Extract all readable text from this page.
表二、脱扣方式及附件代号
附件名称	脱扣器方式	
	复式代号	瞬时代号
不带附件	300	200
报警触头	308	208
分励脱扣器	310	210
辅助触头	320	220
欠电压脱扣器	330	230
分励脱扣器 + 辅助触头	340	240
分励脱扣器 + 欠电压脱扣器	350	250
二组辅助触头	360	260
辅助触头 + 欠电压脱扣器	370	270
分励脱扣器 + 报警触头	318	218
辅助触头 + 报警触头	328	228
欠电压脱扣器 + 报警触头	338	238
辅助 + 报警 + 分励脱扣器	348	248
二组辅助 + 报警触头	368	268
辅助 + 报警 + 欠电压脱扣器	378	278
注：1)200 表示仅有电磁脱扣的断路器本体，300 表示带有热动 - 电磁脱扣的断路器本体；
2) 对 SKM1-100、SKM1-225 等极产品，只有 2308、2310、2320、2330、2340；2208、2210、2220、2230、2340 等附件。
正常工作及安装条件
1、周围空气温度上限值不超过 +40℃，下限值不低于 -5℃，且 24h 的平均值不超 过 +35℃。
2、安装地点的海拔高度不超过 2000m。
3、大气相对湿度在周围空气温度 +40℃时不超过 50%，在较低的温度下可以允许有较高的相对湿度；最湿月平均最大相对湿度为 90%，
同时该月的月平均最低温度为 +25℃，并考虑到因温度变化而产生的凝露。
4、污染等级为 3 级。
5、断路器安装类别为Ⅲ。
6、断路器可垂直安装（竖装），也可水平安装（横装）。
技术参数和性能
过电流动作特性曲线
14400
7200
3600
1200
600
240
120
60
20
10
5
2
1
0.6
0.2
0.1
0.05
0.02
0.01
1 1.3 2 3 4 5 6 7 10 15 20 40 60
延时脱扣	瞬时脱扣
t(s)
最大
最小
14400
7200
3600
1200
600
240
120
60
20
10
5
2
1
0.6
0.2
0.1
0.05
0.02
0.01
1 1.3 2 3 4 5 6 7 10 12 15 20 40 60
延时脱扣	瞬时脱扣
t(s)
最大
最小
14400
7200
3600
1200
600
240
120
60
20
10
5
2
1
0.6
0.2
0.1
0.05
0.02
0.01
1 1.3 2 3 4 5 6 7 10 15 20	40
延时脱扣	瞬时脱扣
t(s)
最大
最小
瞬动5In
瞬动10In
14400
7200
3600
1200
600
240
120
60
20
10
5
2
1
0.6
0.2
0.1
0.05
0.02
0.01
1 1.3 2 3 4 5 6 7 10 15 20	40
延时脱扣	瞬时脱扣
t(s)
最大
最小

◆ Your objective
Each entry above is to be quoted exactly.

◆ Complete response
Extract all readable text from this page.
表二、脱扣方式及附件代号
附件名称	脱扣器方式	
	复式代号	瞬时代号
不带附件	300	200
报警触头	308	208
分励脱扣器	310	210
辅助触头	320	220
欠电压脱扣器	330	230
分励脱扣器 + 辅助触头	340	240
分励脱扣器 + 欠电压脱扣器	350	250
二组辅助触头	360	260
辅助触头 + 欠电压脱扣器	370	270
分励脱扣器 + 报警触头	318	218
辅助触头 + 报警触头	328	228
欠电压脱扣器 + 报警触头	338	238
辅助 + 报警 + 分励脱扣器	348	248
二组辅助 + 报警触头	368	268
辅助 + 报警 + 欠电压脱扣器	378	278
注：1)200 表示仅有电磁脱扣的断路器本体，300 表示带有热动 - 电磁脱扣的断路器本体；
2) 对 SKM1-100、SKM1-225 等极产品，只有 2308、2310、2320、2330、2340；2208、2210、2220、2230、2340 等附件。
正常工作及安装条件
1、周围空气温度上限值不超过 +40℃，下限值不低于 -5℃，且 24h 的平均值不超 过 +35℃。
2、安装地点的海拔高度不超过 2000m。
3、大气相对湿度在周围空气温度 +40℃时不超过 50%，在较低的温度下可以允许有较高的相对湿度；最湿月平均最大相对湿度为 90%，
同时该月的月平均最低温度为 +25℃，并考虑到因温度变化而产生的凝露。
4、污染等级为 3 级。
5、断路器安装类别为Ⅲ。
6、断路器可垂直安装（竖装），也可水平安装（横装）。
技术参数和性能
过电流动作特性曲线
14400
7200
3600
1200
600
240
120
60
20
10
5
2
1
0.6
0.2
0.1
0.05
0.02
0.01
1 1.3 2 3 4 5 6 7 10 15 20 40 60
延时脱扣	瞬时脱扣
t(s)
最大
最小
14400
7200
3600
1200
600
240
120
60
20
10
5
2
1
0.6
0.2
0.1
0.05
0.02
0.01
1 1.3 2 3 4 5 6 7 10 12 15 20 40 60
延时脱扣	瞬时脱扣
t(s)
最大
最小
14400
7200
3600
1200
600
240
120
60
20
10
5
2
1
0.6
0.2
0.1
0.05
0.02
0.01
1 1.3 2 3 4 5 6 7 10 15 20	40
延时脱扣	瞬时脱扣
t(s)
最大
最小
瞬动5In
瞬动10In
14400
7200
3600
1200
600
240
120
60
20
10
5
2
1
0.6
0.2
0.1
0.05
0.02
0.01
1 1.3 2 3 4 5 6 7 10 15 20	40
延时脱扣	瞬时脱扣
t(s)
最大
最小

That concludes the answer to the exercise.